## Exercise details
In the records that follow, show each line where the word "SDTVAR" is present.

● ● ●

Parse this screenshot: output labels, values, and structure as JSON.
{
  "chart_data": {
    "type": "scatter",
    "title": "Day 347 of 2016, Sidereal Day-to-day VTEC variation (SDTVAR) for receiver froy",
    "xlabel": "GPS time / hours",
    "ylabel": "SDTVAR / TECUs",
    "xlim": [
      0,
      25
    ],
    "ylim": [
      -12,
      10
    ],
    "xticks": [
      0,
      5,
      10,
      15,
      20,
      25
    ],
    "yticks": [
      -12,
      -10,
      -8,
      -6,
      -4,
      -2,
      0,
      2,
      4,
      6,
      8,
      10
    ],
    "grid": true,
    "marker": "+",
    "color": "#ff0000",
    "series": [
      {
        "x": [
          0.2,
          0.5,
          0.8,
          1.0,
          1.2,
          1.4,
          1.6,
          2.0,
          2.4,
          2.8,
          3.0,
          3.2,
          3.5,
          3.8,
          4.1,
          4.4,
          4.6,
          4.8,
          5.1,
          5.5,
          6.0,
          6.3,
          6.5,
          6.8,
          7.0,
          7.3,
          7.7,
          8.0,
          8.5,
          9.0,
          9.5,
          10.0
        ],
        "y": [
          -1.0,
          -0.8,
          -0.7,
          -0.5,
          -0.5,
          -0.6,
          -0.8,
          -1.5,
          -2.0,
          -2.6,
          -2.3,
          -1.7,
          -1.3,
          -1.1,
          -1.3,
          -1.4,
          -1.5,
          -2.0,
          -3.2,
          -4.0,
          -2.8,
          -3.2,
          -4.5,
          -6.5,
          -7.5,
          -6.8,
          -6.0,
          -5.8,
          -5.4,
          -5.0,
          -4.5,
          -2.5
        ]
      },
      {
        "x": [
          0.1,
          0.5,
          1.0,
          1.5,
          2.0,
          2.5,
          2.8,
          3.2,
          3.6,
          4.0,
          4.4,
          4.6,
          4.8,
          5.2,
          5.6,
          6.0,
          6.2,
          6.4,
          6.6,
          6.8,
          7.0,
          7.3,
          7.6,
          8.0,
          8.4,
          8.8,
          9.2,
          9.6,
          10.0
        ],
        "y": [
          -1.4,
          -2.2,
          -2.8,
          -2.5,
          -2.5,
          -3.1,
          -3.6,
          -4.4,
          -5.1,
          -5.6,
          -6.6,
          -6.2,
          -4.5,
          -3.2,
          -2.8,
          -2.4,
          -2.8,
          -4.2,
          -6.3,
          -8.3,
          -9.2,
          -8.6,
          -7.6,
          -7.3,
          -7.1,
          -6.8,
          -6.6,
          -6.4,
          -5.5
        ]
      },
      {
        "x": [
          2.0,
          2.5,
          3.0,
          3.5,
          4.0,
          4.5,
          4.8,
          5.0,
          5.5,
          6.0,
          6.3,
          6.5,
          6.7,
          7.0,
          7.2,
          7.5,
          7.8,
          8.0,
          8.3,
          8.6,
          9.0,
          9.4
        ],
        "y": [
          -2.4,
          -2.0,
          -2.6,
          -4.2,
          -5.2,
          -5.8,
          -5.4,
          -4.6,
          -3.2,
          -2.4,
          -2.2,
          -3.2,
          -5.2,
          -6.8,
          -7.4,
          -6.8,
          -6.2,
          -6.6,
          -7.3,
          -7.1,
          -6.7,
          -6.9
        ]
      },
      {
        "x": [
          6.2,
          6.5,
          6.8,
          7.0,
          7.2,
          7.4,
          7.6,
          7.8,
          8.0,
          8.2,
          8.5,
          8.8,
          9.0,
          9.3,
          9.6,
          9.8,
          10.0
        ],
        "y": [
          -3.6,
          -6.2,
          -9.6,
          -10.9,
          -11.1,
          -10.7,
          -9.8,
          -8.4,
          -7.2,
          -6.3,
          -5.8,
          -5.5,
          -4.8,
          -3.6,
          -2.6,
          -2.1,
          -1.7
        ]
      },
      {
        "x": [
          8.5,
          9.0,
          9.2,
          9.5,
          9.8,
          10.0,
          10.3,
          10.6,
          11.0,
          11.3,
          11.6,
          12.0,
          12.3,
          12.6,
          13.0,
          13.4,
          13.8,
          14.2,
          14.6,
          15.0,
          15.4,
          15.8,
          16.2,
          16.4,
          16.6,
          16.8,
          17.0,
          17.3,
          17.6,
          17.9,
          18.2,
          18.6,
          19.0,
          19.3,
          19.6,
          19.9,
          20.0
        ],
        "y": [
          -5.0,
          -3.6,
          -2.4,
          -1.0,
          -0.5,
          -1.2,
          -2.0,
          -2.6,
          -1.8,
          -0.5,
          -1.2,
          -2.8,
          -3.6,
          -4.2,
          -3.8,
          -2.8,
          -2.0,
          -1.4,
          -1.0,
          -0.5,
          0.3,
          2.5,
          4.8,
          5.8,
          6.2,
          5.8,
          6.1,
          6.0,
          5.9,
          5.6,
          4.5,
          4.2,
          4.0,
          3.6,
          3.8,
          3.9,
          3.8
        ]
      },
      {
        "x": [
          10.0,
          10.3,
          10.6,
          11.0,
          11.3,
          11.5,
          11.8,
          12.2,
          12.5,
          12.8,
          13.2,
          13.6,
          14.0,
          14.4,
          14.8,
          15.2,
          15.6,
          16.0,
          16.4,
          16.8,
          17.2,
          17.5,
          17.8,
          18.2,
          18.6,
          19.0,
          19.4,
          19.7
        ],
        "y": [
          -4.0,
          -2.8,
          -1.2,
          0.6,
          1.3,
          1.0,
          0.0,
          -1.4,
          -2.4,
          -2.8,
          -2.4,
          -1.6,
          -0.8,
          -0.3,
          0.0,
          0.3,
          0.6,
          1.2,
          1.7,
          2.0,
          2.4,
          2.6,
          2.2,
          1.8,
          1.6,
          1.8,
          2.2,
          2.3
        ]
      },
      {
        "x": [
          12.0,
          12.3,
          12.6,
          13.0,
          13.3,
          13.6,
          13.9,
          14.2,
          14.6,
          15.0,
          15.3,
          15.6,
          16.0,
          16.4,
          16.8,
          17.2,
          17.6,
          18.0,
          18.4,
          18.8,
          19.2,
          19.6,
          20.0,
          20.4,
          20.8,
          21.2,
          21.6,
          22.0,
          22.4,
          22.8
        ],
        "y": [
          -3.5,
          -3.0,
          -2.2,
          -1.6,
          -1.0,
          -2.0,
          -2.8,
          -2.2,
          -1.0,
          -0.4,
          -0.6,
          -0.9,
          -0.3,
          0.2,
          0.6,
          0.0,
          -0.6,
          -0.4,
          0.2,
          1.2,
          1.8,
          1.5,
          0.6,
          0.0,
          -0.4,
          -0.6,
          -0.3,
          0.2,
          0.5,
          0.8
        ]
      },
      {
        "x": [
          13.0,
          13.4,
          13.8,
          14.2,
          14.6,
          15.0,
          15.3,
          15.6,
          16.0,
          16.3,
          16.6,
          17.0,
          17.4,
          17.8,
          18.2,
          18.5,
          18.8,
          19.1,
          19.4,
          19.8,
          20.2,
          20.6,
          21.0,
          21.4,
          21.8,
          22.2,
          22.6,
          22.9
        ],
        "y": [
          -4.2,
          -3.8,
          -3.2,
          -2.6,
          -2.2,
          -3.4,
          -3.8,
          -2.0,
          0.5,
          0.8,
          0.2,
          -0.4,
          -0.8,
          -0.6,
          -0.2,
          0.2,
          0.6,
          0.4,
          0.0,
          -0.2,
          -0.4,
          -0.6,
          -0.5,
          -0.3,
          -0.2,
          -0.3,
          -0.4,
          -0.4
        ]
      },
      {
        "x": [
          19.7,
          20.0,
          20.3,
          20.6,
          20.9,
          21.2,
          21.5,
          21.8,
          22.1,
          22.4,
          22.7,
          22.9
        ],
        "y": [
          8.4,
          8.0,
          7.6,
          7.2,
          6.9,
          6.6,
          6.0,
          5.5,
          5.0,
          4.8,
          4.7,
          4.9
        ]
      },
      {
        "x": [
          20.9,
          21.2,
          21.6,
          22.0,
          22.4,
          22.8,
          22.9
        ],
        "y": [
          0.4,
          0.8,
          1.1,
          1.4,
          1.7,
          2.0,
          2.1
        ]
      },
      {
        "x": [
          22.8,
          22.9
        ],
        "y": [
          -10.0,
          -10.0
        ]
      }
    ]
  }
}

● ● ●

## Written solution
    "title": "Day 347 of 2016, Sidereal Day-to-day VTEC variation (SDTVAR) for receiver froy",
    "ylabel": "SDTVAR / TECUs",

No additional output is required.